Each line that follows should be printed again exactly as it stands.

-- Exercise input start --

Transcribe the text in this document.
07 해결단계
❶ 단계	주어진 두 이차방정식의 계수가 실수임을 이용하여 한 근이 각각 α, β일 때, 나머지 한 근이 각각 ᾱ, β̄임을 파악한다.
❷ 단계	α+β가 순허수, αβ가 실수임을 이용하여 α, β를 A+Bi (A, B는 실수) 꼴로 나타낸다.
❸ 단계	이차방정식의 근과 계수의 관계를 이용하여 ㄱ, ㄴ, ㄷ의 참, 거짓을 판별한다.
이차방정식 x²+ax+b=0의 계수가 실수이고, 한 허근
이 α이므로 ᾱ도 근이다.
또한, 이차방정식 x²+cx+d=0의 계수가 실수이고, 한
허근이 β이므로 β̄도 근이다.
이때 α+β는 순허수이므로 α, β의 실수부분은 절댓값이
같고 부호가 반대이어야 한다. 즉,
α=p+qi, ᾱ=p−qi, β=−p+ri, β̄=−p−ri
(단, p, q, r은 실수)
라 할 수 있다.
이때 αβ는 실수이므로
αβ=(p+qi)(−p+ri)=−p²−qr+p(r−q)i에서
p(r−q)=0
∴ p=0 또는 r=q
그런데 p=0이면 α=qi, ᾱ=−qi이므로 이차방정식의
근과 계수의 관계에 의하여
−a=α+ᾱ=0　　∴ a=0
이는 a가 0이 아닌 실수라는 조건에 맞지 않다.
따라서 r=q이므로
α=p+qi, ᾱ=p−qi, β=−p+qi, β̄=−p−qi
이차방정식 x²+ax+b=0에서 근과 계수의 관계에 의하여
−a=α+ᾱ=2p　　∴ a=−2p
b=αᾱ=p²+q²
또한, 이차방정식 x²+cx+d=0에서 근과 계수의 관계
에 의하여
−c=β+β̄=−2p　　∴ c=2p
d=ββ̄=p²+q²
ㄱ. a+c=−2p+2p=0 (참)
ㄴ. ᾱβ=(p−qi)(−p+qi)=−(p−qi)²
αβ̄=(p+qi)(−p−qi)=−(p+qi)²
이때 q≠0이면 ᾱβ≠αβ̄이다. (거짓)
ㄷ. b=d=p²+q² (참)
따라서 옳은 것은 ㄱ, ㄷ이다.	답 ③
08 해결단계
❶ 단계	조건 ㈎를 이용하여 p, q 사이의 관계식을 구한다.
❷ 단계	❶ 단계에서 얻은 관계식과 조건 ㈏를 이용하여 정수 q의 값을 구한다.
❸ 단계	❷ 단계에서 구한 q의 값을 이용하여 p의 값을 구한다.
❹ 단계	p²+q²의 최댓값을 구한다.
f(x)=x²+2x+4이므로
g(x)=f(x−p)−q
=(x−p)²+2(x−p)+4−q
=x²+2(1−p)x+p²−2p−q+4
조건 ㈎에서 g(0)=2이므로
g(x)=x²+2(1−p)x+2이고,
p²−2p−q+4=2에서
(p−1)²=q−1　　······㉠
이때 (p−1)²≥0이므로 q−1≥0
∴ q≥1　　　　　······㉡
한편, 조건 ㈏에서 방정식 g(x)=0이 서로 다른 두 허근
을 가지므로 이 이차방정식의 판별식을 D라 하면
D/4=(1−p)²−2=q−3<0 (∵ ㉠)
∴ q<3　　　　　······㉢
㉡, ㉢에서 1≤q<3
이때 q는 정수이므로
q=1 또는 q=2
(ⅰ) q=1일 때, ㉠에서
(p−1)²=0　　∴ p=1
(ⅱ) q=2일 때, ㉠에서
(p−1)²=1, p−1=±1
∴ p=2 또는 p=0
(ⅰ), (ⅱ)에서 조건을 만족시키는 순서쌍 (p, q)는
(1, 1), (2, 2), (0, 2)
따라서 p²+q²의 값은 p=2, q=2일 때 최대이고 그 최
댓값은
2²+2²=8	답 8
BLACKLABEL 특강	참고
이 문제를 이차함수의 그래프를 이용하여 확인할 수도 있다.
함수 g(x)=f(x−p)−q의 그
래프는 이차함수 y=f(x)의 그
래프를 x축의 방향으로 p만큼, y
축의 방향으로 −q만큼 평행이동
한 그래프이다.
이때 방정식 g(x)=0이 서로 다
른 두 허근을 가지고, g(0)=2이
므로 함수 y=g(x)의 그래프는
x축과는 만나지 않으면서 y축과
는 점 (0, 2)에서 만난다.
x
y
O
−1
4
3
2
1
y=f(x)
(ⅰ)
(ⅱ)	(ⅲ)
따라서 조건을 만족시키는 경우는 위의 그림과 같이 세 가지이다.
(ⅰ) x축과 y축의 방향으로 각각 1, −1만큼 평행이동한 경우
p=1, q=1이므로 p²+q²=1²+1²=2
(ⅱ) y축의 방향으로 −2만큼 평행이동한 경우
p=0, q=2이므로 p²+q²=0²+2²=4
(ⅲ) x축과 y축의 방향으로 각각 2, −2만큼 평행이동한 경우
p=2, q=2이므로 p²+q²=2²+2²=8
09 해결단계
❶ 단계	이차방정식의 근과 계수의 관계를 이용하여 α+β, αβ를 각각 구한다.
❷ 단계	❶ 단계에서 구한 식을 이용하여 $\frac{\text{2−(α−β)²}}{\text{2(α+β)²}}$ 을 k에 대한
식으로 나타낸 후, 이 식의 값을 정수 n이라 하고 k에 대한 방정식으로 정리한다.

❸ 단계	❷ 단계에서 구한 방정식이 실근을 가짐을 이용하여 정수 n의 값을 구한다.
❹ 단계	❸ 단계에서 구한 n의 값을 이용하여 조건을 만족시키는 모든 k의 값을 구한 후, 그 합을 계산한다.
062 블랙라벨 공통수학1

-- Exercise input end --

Answer to this problem:
Transcribe the text in this document.
07 해결단계
❶ 단계	주어진 두 이차방정식의 계수가 실수임을 이용하여 한 근이 각각 α, β일 때, 나머지 한 근이 각각 ᾱ, β̄임을 파악한다.
❷ 단계	α+β가 순허수, αβ가 실수임을 이용하여 α, β를 A+Bi (A, B는 실수) 꼴로 나타낸다.
❸ 단계	이차방정식의 근과 계수의 관계를 이용하여 ㄱ, ㄴ, ㄷ의 참, 거짓을 판별한다.
이차방정식 x²+ax+b=0의 계수가 실수이고, 한 허근
이 α이므로 ᾱ도 근이다.
또한, 이차방정식 x²+cx+d=0의 계수가 실수이고, 한
허근이 β이므로 β̄도 근이다.
이때 α+β는 순허수이므로 α, β의 실수부분은 절댓값이
같고 부호가 반대이어야 한다. 즉,
α=p+qi, ᾱ=p−qi, β=−p+ri, β̄=−p−ri
(단, p, q, r은 실수)
라 할 수 있다.
이때 αβ는 실수이므로
αβ=(p+qi)(−p+ri)=−p²−qr+p(r−q)i에서
p(r−q)=0
∴ p=0 또는 r=q
그런데 p=0이면 α=qi, ᾱ=−qi이므로 이차방정식의
근과 계수의 관계에 의하여
−a=α+ᾱ=0　　∴ a=0
이는 a가 0이 아닌 실수라는 조건에 맞지 않다.
따라서 r=q이므로
α=p+qi, ᾱ=p−qi, β=−p+qi, β̄=−p−qi
이차방정식 x²+ax+b=0에서 근과 계수의 관계에 의하여
−a=α+ᾱ=2p　　∴ a=−2p
b=αᾱ=p²+q²
또한, 이차방정식 x²+cx+d=0에서 근과 계수의 관계
에 의하여
−c=β+β̄=−2p　　∴ c=2p
d=ββ̄=p²+q²
ㄱ. a+c=−2p+2p=0 (참)
ㄴ. ᾱβ=(p−qi)(−p+qi)=−(p−qi)²
αβ̄=(p+qi)(−p−qi)=−(p+qi)²
이때 q≠0이면 ᾱβ≠αβ̄이다. (거짓)
ㄷ. b=d=p²+q² (참)
따라서 옳은 것은 ㄱ, ㄷ이다.	답 ③
08 해결단계
❶ 단계	조건 ㈎를 이용하여 p, q 사이의 관계식을 구한다.
❷ 단계	❶ 단계에서 얻은 관계식과 조건 ㈏를 이용하여 정수 q의 값을 구한다.
❸ 단계	❷ 단계에서 구한 q의 값을 이용하여 p의 값을 구한다.
❹ 단계	p²+q²의 최댓값을 구한다.
f(x)=x²+2x+4이므로
g(x)=f(x−p)−q
=(x−p)²+2(x−p)+4−q
=x²+2(1−p)x+p²−2p−q+4
조건 ㈎에서 g(0)=2이므로
g(x)=x²+2(1−p)x+2이고,
p²−2p−q+4=2에서
(p−1)²=q−1　　······㉠
이때 (p−1)²≥0이므로 q−1≥0
∴ q≥1　　　　　······㉡
한편, 조건 ㈏에서 방정식 g(x)=0이 서로 다른 두 허근
을 가지므로 이 이차방정식의 판별식을 D라 하면
D/4=(1−p)²−2=q−3<0 (∵ ㉠)
∴ q<3　　　　　······㉢
㉡, ㉢에서 1≤q<3
이때 q는 정수이므로
q=1 또는 q=2
(ⅰ) q=1일 때, ㉠에서
(p−1)²=0　　∴ p=1
(ⅱ) q=2일 때, ㉠에서
(p−1)²=1, p−1=±1
∴ p=2 또는 p=0
(ⅰ), (ⅱ)에서 조건을 만족시키는 순서쌍 (p, q)는
(1, 1), (2, 2), (0, 2)
따라서 p²+q²의 값은 p=2, q=2일 때 최대이고 그 최
댓값은
2²+2²=8	답 8
BLACKLABEL 특강	참고
이 문제를 이차함수의 그래프를 이용하여 확인할 수도 있다.
함수 g(x)=f(x−p)−q의 그
래프는 이차함수 y=f(x)의 그
래프를 x축의 방향으로 p만큼, y
축의 방향으로 −q만큼 평행이동
한 그래프이다.
이때 방정식 g(x)=0이 서로 다
른 두 허근을 가지고, g(0)=2이
므로 함수 y=g(x)의 그래프는
x축과는 만나지 않으면서 y축과
는 점 (0, 2)에서 만난다.
x
y
O
−1
4
3
2
1
y=f(x)
(ⅰ)
(ⅱ)	(ⅲ)
따라서 조건을 만족시키는 경우는 위의 그림과 같이 세 가지이다.
(ⅰ) x축과 y축의 방향으로 각각 1, −1만큼 평행이동한 경우
p=1, q=1이므로 p²+q²=1²+1²=2
(ⅱ) y축의 방향으로 −2만큼 평행이동한 경우
p=0, q=2이므로 p²+q²=0²+2²=4
(ⅲ) x축과 y축의 방향으로 각각 2, −2만큼 평행이동한 경우
p=2, q=2이므로 p²+q²=2²+2²=8
09 해결단계
❶ 단계	이차방정식의 근과 계수의 관계를 이용하여 α+β, αβ를 각각 구한다.
❷ 단계	❶ 단계에서 구한 식을 이용하여 $\frac{\text{2−(α−β)²}}{\text{2(α+β)²}}$ 을 k에 대한
식으로 나타낸 후, 이 식의 값을 정수 n이라 하고 k에 대한 방정식으로 정리한다.

❸ 단계	❷ 단계에서 구한 방정식이 실근을 가짐을 이용하여 정수 n의 값을 구한다.
❹ 단계	❸ 단계에서 구한 n의 값을 이용하여 조건을 만족시키는 모든 k의 값을 구한 후, 그 합을 계산한다.
062 블랙라벨 공통수학1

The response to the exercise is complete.